What is asked |
Lines from the one containing "What text is on this page?" through the last line of the data are to be repeated word for word, both ends included.

* * *

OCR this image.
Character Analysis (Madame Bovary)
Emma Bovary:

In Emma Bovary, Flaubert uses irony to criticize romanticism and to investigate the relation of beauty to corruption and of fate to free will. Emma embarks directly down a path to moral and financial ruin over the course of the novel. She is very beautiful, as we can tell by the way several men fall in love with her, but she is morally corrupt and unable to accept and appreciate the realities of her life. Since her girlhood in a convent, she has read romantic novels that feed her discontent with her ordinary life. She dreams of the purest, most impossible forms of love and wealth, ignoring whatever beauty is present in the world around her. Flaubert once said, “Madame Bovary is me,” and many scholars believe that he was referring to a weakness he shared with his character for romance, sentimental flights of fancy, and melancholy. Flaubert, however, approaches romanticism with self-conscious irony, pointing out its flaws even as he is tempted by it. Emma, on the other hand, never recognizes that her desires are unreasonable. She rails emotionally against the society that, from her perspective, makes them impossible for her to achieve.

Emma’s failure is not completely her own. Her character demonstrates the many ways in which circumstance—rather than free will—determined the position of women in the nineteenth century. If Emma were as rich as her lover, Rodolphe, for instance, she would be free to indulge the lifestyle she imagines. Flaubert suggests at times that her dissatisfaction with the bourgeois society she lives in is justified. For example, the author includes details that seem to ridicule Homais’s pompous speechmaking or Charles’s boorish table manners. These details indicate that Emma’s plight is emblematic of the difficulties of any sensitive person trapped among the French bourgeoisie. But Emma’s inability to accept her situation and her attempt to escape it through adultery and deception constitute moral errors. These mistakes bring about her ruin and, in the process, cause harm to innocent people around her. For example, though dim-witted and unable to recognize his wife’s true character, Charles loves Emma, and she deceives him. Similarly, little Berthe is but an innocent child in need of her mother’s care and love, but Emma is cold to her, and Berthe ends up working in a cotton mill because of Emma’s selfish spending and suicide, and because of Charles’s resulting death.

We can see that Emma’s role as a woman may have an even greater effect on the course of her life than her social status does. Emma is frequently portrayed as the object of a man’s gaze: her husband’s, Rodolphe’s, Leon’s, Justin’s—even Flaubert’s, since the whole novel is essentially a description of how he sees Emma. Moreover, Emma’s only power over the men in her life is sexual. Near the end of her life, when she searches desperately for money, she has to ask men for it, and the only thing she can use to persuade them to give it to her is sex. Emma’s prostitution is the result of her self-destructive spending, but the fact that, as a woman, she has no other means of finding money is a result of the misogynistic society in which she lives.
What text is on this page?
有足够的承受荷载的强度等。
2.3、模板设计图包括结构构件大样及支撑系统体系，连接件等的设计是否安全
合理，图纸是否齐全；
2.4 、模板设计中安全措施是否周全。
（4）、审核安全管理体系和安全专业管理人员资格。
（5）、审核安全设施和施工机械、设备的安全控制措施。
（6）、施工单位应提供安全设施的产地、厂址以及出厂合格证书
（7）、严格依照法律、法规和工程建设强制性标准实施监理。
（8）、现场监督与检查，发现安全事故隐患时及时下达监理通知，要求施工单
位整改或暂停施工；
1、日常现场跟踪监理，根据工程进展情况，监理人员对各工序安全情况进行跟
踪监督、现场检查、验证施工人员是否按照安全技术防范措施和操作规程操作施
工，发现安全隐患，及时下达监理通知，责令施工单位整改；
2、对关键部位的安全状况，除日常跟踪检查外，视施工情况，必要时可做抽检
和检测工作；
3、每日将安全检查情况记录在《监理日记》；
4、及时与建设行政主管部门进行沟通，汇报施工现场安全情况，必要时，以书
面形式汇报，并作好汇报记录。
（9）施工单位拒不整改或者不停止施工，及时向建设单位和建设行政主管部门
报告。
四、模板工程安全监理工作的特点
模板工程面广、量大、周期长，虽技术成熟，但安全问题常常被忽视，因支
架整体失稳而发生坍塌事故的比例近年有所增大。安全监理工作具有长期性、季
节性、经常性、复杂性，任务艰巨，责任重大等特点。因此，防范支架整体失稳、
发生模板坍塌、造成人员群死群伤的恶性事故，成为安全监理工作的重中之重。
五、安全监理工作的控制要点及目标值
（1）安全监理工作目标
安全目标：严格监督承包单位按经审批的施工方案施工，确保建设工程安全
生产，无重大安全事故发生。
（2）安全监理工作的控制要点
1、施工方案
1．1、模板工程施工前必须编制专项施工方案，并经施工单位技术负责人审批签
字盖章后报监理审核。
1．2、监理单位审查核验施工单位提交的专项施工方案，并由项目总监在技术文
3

* * *

Output of the exercise |
What text is on this page?
有足够的承受荷载的强度等。
2.3、模板设计图包括结构构件大样及支撑系统体系，连接件等的设计是否安全
合理，图纸是否齐全；
2.4 、模板设计中安全措施是否周全。
（4）、审核安全管理体系和安全专业管理人员资格。
（5）、审核安全设施和施工机械、设备的安全控制措施。
（6）、施工单位应提供安全设施的产地、厂址以及出厂合格证书
（7）、严格依照法律、法规和工程建设强制性标准实施监理。
（8）、现场监督与检查，发现安全事故隐患时及时下达监理通知，要求施工单
位整改或暂停施工；
1、日常现场跟踪监理，根据工程进展情况，监理人员对各工序安全情况进行跟
踪监督、现场检查、验证施工人员是否按照安全技术防范措施和操作规程操作施
工，发现安全隐患，及时下达监理通知，责令施工单位整改；
2、对关键部位的安全状况，除日常跟踪检查外，视施工情况，必要时可做抽检
和检测工作；
3、每日将安全检查情况记录在《监理日记》；
4、及时与建设行政主管部门进行沟通，汇报施工现场安全情况，必要时，以书
面形式汇报，并作好汇报记录。
（9）施工单位拒不整改或者不停止施工，及时向建设单位和建设行政主管部门
报告。
四、模板工程安全监理工作的特点
模板工程面广、量大、周期长，虽技术成熟，但安全问题常常被忽视，因支
架整体失稳而发生坍塌事故的比例近年有所增大。安全监理工作具有长期性、季
节性、经常性、复杂性，任务艰巨，责任重大等特点。因此，防范支架整体失稳、
发生模板坍塌、造成人员群死群伤的恶性事故，成为安全监理工作的重中之重。
五、安全监理工作的控制要点及目标值
（1）安全监理工作目标
安全目标：严格监督承包单位按经审批的施工方案施工，确保建设工程安全
生产，无重大安全事故发生。
（2）安全监理工作的控制要点
1、施工方案
1．1、模板工程施工前必须编制专项施工方案，并经施工单位技术负责人审批签
字盖章后报监理审核。
1．2、监理单位审查核验施工单位提交的专项施工方案，并由项目总监在技术文
3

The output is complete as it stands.